** BEGIN Material for this task **

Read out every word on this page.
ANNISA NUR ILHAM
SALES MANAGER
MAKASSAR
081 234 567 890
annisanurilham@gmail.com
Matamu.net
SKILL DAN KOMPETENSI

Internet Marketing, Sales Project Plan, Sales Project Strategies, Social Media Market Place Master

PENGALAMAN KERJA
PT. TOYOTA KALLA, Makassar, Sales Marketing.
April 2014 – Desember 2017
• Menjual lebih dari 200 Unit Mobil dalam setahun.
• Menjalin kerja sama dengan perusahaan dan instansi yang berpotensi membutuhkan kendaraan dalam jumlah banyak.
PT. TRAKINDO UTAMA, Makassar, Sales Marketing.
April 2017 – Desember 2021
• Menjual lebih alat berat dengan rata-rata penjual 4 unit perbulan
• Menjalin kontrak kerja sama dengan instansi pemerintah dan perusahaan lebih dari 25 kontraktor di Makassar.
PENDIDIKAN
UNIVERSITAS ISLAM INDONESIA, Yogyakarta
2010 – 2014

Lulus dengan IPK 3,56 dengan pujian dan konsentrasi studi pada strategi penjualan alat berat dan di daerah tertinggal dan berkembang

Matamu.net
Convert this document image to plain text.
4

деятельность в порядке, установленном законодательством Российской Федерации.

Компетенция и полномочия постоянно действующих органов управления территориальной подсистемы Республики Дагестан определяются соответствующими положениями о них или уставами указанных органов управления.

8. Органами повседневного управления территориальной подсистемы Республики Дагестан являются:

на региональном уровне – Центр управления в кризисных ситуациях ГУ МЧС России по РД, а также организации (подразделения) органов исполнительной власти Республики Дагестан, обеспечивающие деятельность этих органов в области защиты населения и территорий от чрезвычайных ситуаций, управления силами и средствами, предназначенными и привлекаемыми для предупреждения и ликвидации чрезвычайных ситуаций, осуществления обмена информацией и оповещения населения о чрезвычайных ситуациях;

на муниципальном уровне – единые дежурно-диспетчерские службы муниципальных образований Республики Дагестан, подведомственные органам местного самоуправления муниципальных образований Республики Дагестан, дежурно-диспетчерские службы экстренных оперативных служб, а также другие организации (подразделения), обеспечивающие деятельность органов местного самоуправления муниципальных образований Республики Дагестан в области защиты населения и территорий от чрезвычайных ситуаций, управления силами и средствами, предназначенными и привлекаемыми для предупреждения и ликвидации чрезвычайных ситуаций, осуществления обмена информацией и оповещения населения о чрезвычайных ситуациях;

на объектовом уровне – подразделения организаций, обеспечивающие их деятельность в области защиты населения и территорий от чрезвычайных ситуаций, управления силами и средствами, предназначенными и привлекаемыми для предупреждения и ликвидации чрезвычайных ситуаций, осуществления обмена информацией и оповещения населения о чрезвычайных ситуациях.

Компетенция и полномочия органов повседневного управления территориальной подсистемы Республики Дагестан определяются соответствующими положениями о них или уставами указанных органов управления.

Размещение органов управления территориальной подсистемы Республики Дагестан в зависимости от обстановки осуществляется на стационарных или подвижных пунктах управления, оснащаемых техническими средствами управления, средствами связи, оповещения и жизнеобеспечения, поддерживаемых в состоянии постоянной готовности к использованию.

** END Material for this task **

## Given exercise
Return the material exactly as it stands.

## Response
Read out every word on this page.
ANNISA NUR ILHAM
SALES MANAGER
MAKASSAR
081 234 567 890
annisanurilham@gmail.com
Matamu.net
SKILL DAN KOMPETENSI

Internet Marketing, Sales Project Plan, Sales Project Strategies, Social Media Market Place Master

PENGALAMAN KERJA
PT. TOYOTA KALLA, Makassar, Sales Marketing.
April 2014 – Desember 2017
• Menjual lebih dari 200 Unit Mobil dalam setahun.
• Menjalin kerja sama dengan perusahaan dan instansi yang berpotensi membutuhkan kendaraan dalam jumlah banyak.
PT. TRAKINDO UTAMA, Makassar, Sales Marketing.
April 2017 – Desember 2021
• Menjual lebih alat berat dengan rata-rata penjual 4 unit perbulan
• Menjalin kontrak kerja sama dengan instansi pemerintah dan perusahaan lebih dari 25 kontraktor di Makassar.
PENDIDIKAN
UNIVERSITAS ISLAM INDONESIA, Yogyakarta
2010 – 2014

Lulus dengan IPK 3,56 dengan pujian dan konsentrasi studi pada strategi penjualan alat berat dan di daerah tertinggal dan berkembang

Matamu.net
Convert this document image to plain text.
4

деятельность в порядке, установленном законодательством Российской Федерации.

Компетенция и полномочия постоянно действующих органов управления территориальной подсистемы Республики Дагестан определяются соответствующими положениями о них или уставами указанных органов управления.

8. Органами повседневного управления территориальной подсистемы Республики Дагестан являются:

на региональном уровне – Центр управления в кризисных ситуациях ГУ МЧС России по РД, а также организации (подразделения) органов исполнительной власти Республики Дагестан, обеспечивающие деятельность этих органов в области защиты населения и территорий от чрезвычайных ситуаций, управления силами и средствами, предназначенными и привлекаемыми для предупреждения и ликвидации чрезвычайных ситуаций, осуществления обмена информацией и оповещения населения о чрезвычайных ситуациях;

на муниципальном уровне – единые дежурно-диспетчерские службы муниципальных образований Республики Дагестан, подведомственные органам местного самоуправления муниципальных образований Республики Дагестан, дежурно-диспетчерские службы экстренных оперативных служб, а также другие организации (подразделения), обеспечивающие деятельность органов местного самоуправления муниципальных образований Республики Дагестан в области защиты населения и территорий от чрезвычайных ситуаций, управления силами и средствами, предназначенными и привлекаемыми для предупреждения и ликвидации чрезвычайных ситуаций, осуществления обмена информацией и оповещения населения о чрезвычайных ситуациях;

на объектовом уровне – подразделения организаций, обеспечивающие их деятельность в области защиты населения и территорий от чрезвычайных ситуаций, управления силами и средствами, предназначенными и привлекаемыми для предупреждения и ликвидации чрезвычайных ситуаций, осуществления обмена информацией и оповещения населения о чрезвычайных ситуациях.

Компетенция и полномочия органов повседневного управления территориальной подсистемы Республики Дагестан определяются соответствующими положениями о них или уставами указанных органов управления.

Размещение органов управления территориальной подсистемы Республики Дагестан в зависимости от обстановки осуществляется на стационарных или подвижных пунктах управления, оснащаемых техническими средствами управления, средствами связи, оповещения и жизнеобеспечения, поддерживаемых в состоянии постоянной готовности к использованию.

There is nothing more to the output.